REQUIRED TASK
Restate the data below word for word. Skip any images it contains.

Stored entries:
====

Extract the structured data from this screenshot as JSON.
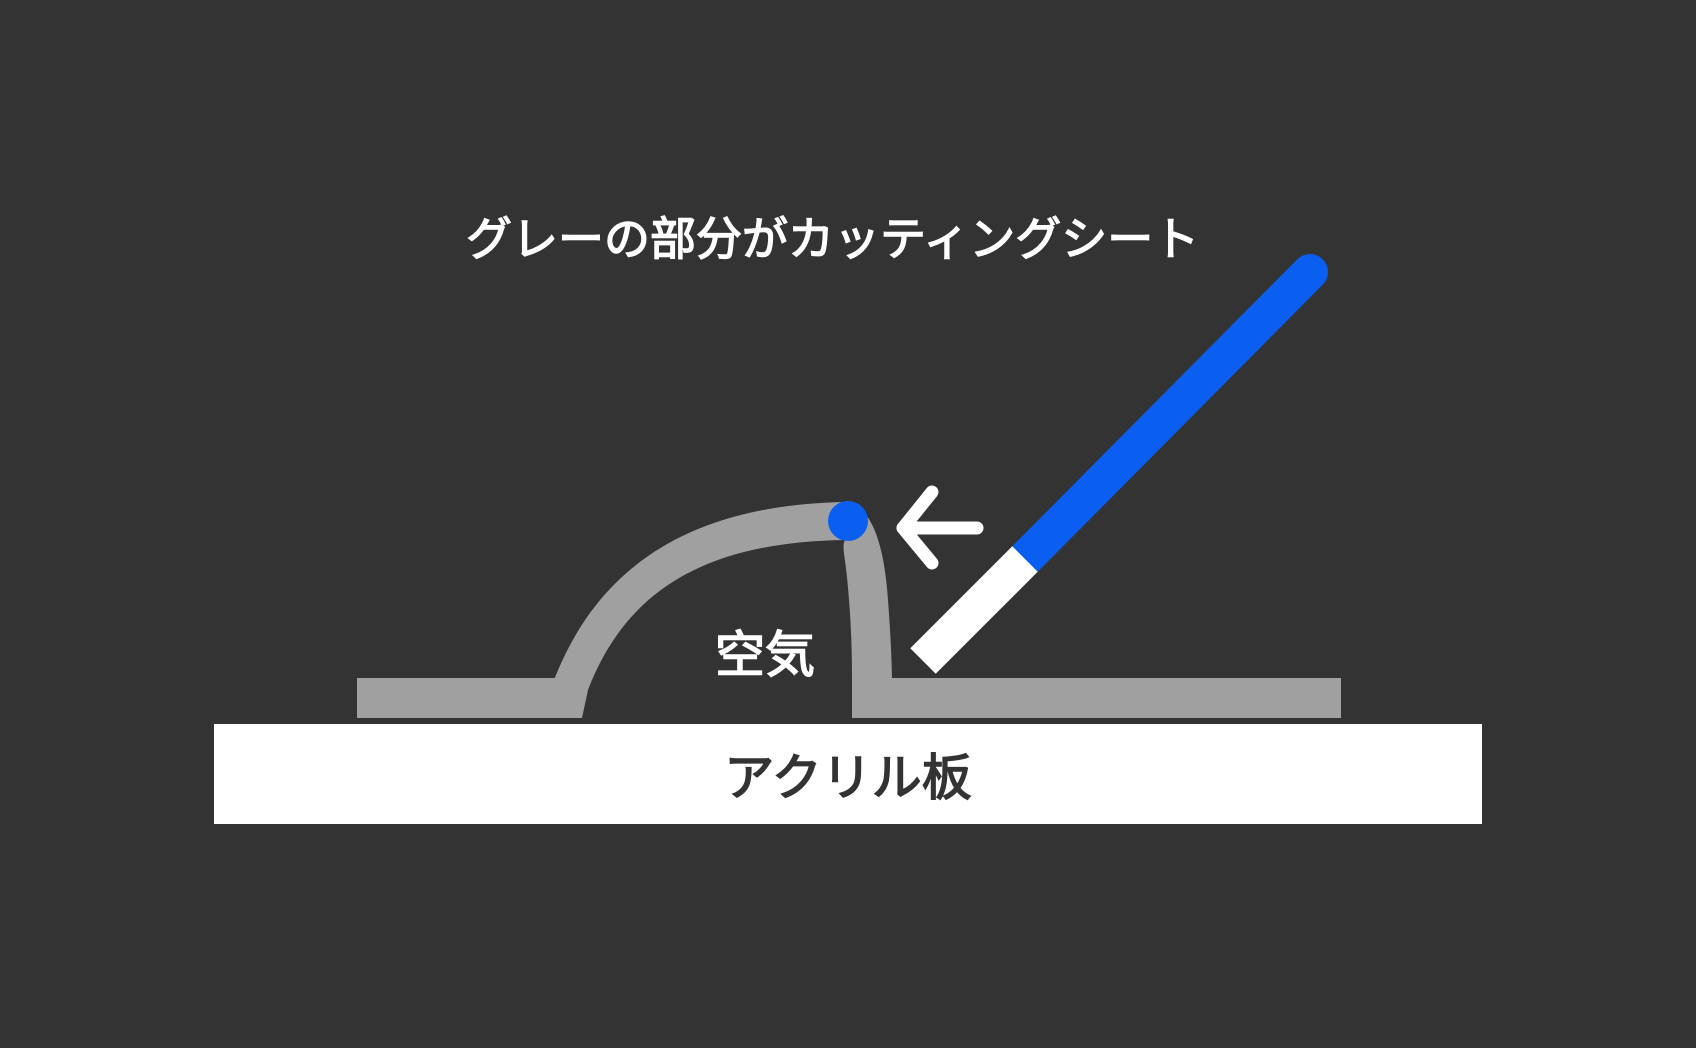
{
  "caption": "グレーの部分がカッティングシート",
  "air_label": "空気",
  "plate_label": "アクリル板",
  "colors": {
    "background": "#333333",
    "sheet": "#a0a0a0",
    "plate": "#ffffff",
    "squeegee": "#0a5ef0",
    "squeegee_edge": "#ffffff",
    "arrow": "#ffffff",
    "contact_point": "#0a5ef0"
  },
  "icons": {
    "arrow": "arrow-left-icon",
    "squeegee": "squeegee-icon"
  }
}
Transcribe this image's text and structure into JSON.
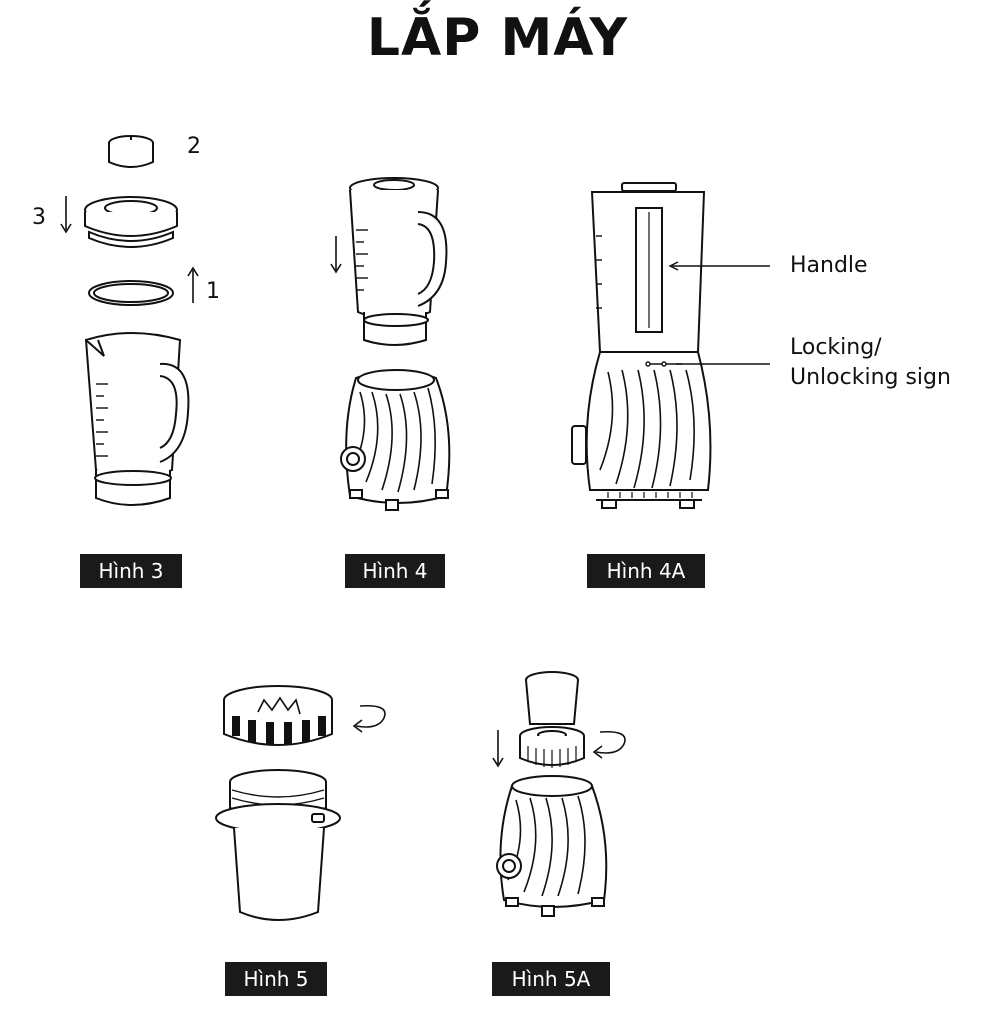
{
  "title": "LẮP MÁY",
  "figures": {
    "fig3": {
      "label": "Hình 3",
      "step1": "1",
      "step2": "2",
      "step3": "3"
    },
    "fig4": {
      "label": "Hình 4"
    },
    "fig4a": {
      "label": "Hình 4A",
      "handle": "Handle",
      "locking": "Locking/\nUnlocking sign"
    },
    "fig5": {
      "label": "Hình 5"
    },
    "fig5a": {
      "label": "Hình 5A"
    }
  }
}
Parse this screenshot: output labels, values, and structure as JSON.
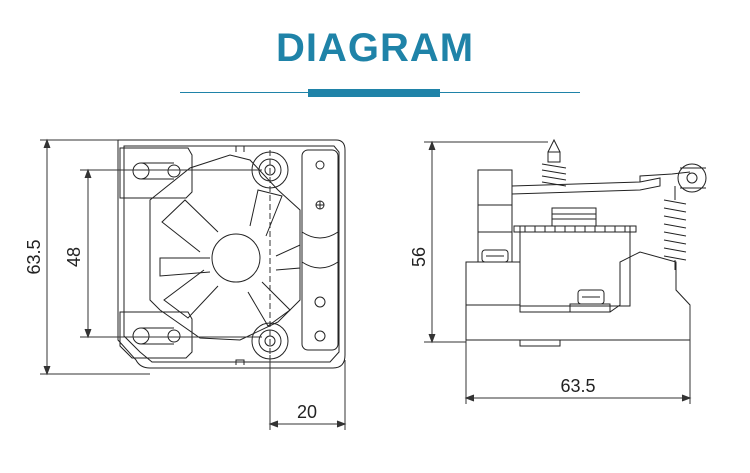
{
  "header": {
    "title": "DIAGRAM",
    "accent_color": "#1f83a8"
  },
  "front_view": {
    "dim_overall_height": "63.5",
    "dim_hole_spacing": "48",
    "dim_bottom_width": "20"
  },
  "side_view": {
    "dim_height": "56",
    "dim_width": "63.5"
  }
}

====

ANSWER FOR THIS EXERCISE
Extract the structured data from this screenshot as JSON.
{
  "caption": "グレーの部分がカッティングシート",
  "air_label": "空気",
  "plate_label": "アクリル板",
  "colors": {
    "background": "#333333",
    "sheet": "#a0a0a0",
    "plate": "#ffffff",
    "squeegee": "#0a5ef0",
    "squeegee_edge": "#ffffff",
    "arrow": "#ffffff",
    "contact_point": "#0a5ef0"
  },
  "icons": {
    "arrow": "arrow-left-icon",
    "squeegee": "squeegee-icon"
  }
}
Transcribe this image's text and structure into JSON.
{
  "title": "LẮP MÁY",
  "figures": {
    "fig3": {
      "label": "Hình 3",
      "step1": "1",
      "step2": "2",
      "step3": "3"
    },
    "fig4": {
      "label": "Hình 4"
    },
    "fig4a": {
      "label": "Hình 4A",
      "handle": "Handle",
      "locking": "Locking/\nUnlocking sign"
    },
    "fig5": {
      "label": "Hình 5"
    },
    "fig5a": {
      "label": "Hình 5A"
    }
  }
}
Parse this screenshot: output labels, values, and structure as JSON.
{
  "header": {
    "title": "DIAGRAM",
    "accent_color": "#1f83a8"
  },
  "front_view": {
    "dim_overall_height": "63.5",
    "dim_hole_spacing": "48",
    "dim_bottom_width": "20"
  },
  "side_view": {
    "dim_height": "56",
    "dim_width": "63.5"
  }
}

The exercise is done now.